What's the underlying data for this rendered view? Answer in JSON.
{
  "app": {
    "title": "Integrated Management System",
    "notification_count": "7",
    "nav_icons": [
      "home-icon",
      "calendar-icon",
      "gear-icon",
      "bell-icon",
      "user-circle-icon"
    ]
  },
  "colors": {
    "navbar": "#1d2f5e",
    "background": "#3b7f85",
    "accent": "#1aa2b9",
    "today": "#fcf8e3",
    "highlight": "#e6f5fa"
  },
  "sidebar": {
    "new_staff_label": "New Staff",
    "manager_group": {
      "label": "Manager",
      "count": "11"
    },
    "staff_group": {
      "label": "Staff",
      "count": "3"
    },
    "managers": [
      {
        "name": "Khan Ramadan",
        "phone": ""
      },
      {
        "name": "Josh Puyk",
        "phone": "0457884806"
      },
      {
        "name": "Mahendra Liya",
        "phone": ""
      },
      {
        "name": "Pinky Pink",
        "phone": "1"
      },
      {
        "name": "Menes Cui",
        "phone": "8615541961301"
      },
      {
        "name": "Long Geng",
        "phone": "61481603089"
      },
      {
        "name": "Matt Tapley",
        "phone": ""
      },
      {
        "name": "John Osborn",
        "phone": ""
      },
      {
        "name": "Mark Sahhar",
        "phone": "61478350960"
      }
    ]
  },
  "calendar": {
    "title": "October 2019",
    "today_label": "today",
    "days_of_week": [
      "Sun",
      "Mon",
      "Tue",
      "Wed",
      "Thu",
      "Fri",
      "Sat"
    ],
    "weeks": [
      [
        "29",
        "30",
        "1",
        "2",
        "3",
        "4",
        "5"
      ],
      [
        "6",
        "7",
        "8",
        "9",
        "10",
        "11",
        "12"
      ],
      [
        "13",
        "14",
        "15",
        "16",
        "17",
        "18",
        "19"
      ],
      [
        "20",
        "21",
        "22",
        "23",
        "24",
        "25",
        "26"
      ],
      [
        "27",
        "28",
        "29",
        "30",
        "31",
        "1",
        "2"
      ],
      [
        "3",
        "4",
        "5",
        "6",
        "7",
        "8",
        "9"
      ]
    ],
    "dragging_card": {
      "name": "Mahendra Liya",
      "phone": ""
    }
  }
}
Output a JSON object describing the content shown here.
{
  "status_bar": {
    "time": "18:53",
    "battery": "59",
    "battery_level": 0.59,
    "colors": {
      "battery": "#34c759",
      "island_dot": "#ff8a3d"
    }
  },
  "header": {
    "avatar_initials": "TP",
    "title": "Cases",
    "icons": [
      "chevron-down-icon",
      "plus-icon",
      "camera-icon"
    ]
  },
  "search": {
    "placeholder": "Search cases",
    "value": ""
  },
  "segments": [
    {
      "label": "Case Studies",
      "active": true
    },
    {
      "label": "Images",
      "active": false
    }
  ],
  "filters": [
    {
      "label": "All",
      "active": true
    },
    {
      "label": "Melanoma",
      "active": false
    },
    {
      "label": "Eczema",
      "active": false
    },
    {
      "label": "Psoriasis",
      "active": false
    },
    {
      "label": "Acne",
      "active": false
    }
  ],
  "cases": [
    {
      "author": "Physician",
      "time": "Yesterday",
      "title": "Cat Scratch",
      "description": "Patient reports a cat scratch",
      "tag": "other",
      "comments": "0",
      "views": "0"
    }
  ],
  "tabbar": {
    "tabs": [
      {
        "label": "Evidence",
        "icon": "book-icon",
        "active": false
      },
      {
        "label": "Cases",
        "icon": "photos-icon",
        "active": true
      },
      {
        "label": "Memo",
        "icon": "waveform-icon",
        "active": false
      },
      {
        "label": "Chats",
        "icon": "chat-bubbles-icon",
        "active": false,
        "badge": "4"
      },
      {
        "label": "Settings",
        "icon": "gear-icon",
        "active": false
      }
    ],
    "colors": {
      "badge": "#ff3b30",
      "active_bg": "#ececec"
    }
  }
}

──────────────────────────────

Exercise brief:
Show all lines in the entries above where the string "Liya" appears.

Solution below:
        "name": "Mahendra Liya",
      "name": "Mahendra Liya",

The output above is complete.